-- begin Provided records --
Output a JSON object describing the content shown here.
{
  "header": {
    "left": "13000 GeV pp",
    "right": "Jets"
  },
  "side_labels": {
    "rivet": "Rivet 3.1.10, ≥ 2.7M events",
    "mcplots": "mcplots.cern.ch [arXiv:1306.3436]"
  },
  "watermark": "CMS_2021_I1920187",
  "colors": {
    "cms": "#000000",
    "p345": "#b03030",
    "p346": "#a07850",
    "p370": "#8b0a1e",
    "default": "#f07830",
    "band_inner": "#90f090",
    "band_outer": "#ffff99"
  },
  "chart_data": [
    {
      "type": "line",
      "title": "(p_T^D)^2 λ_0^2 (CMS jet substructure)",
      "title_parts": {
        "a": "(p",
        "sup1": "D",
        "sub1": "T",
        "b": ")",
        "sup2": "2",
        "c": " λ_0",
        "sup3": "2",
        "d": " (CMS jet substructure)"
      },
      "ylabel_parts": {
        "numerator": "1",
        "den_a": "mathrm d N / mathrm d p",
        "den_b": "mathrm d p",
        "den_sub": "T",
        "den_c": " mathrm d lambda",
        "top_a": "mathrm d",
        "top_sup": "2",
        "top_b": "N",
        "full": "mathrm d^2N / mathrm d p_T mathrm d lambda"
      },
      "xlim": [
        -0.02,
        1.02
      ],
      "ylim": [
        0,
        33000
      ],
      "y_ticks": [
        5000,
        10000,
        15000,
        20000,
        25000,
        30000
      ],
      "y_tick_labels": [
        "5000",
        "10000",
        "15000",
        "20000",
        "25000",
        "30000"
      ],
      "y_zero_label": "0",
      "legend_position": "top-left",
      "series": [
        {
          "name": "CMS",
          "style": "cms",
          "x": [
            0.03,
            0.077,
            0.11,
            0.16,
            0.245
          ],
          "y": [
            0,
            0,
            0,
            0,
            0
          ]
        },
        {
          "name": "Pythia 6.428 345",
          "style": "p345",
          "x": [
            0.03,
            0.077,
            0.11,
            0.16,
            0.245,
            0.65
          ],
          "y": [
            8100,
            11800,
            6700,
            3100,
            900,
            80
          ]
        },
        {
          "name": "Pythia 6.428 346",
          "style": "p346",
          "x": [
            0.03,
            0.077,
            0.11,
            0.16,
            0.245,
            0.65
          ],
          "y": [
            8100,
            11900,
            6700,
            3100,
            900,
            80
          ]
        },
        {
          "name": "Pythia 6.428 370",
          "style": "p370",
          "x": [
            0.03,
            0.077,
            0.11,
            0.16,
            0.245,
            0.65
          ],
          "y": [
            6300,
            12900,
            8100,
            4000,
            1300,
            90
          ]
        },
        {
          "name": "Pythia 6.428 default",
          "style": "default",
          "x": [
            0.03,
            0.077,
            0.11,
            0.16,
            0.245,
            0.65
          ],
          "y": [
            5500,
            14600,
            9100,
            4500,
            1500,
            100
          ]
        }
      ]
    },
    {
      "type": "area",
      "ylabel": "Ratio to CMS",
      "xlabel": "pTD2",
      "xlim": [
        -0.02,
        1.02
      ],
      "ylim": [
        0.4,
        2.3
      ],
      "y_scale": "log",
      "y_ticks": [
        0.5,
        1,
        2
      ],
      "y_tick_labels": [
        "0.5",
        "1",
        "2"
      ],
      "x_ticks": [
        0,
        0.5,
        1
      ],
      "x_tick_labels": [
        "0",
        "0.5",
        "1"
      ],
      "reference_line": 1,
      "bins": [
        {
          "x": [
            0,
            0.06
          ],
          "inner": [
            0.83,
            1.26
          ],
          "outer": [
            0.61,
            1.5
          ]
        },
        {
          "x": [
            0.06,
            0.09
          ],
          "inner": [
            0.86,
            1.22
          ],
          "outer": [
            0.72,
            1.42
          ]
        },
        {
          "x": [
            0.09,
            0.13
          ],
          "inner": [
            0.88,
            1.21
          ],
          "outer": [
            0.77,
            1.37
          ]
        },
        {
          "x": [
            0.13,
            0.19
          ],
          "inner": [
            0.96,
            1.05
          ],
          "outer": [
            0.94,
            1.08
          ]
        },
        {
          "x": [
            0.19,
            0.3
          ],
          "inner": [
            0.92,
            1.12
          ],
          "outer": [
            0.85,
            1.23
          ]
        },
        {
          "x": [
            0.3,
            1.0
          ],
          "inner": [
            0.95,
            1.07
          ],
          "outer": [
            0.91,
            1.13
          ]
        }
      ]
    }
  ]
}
-- end Provided records --
> What is expected
Retype the records that precede this task, keeping them exactly the same.

> The solution
Output a JSON object describing the content shown here.
{
  "header": {
    "left": "13000 GeV pp",
    "right": "Jets"
  },
  "side_labels": {
    "rivet": "Rivet 3.1.10, ≥ 2.7M events",
    "mcplots": "mcplots.cern.ch [arXiv:1306.3436]"
  },
  "watermark": "CMS_2021_I1920187",
  "colors": {
    "cms": "#000000",
    "p345": "#b03030",
    "p346": "#a07850",
    "p370": "#8b0a1e",
    "default": "#f07830",
    "band_inner": "#90f090",
    "band_outer": "#ffff99"
  },
  "chart_data": [
    {
      "type": "line",
      "title": "(p_T^D)^2 λ_0^2 (CMS jet substructure)",
      "title_parts": {
        "a": "(p",
        "sup1": "D",
        "sub1": "T",
        "b": ")",
        "sup2": "2",
        "c": " λ_0",
        "sup3": "2",
        "d": " (CMS jet substructure)"
      },
      "ylabel_parts": {
        "numerator": "1",
        "den_a": "mathrm d N / mathrm d p",
        "den_b": "mathrm d p",
        "den_sub": "T",
        "den_c": " mathrm d lambda",
        "top_a": "mathrm d",
        "top_sup": "2",
        "top_b": "N",
        "full": "mathrm d^2N / mathrm d p_T mathrm d lambda"
      },
      "xlim": [
        -0.02,
        1.02
      ],
      "ylim": [
        0,
        33000
      ],
      "y_ticks": [
        5000,
        10000,
        15000,
        20000,
        25000,
        30000
      ],
      "y_tick_labels": [
        "5000",
        "10000",
        "15000",
        "20000",
        "25000",
        "30000"
      ],
      "y_zero_label": "0",
      "legend_position": "top-left",
      "series": [
        {
          "name": "CMS",
          "style": "cms",
          "x": [
            0.03,
            0.077,
            0.11,
            0.16,
            0.245
          ],
          "y": [
            0,
            0,
            0,
            0,
            0
          ]
        },
        {
          "name": "Pythia 6.428 345",
          "style": "p345",
          "x": [
            0.03,
            0.077,
            0.11,
            0.16,
            0.245,
            0.65
          ],
          "y": [
            8100,
            11800,
            6700,
            3100,
            900,
            80
          ]
        },
        {
          "name": "Pythia 6.428 346",
          "style": "p346",
          "x": [
            0.03,
            0.077,
            0.11,
            0.16,
            0.245,
            0.65
          ],
          "y": [
            8100,
            11900,
            6700,
            3100,
            900,
            80
          ]
        },
        {
          "name": "Pythia 6.428 370",
          "style": "p370",
          "x": [
            0.03,
            0.077,
            0.11,
            0.16,
            0.245,
            0.65
          ],
          "y": [
            6300,
            12900,
            8100,
            4000,
            1300,
            90
          ]
        },
        {
          "name": "Pythia 6.428 default",
          "style": "default",
          "x": [
            0.03,
            0.077,
            0.11,
            0.16,
            0.245,
            0.65
          ],
          "y": [
            5500,
            14600,
            9100,
            4500,
            1500,
            100
          ]
        }
      ]
    },
    {
      "type": "area",
      "ylabel": "Ratio to CMS",
      "xlabel": "pTD2",
      "xlim": [
        -0.02,
        1.02
      ],
      "ylim": [
        0.4,
        2.3
      ],
      "y_scale": "log",
      "y_ticks": [
        0.5,
        1,
        2
      ],
      "y_tick_labels": [
        "0.5",
        "1",
        "2"
      ],
      "x_ticks": [
        0,
        0.5,
        1
      ],
      "x_tick_labels": [
        "0",
        "0.5",
        "1"
      ],
      "reference_line": 1,
      "bins": [
        {
          "x": [
            0,
            0.06
          ],
          "inner": [
            0.83,
            1.26
          ],
          "outer": [
            0.61,
            1.5
          ]
        },
        {
          "x": [
            0.06,
            0.09
          ],
          "inner": [
            0.86,
            1.22
          ],
          "outer": [
            0.72,
            1.42
          ]
        },
        {
          "x": [
            0.09,
            0.13
          ],
          "inner": [
            0.88,
            1.21
          ],
          "outer": [
            0.77,
            1.37
          ]
        },
        {
          "x": [
            0.13,
            0.19
          ],
          "inner": [
            0.96,
            1.05
          ],
          "outer": [
            0.94,
            1.08
          ]
        },
        {
          "x": [
            0.19,
            0.3
          ],
          "inner": [
            0.92,
            1.12
          ],
          "outer": [
            0.85,
            1.23
          ]
        },
        {
          "x": [
            0.3,
            1.0
          ],
          "inner": [
            0.95,
            1.07
          ],
          "outer": [
            0.91,
            1.13
          ]
        }
      ]
    }
  ]
}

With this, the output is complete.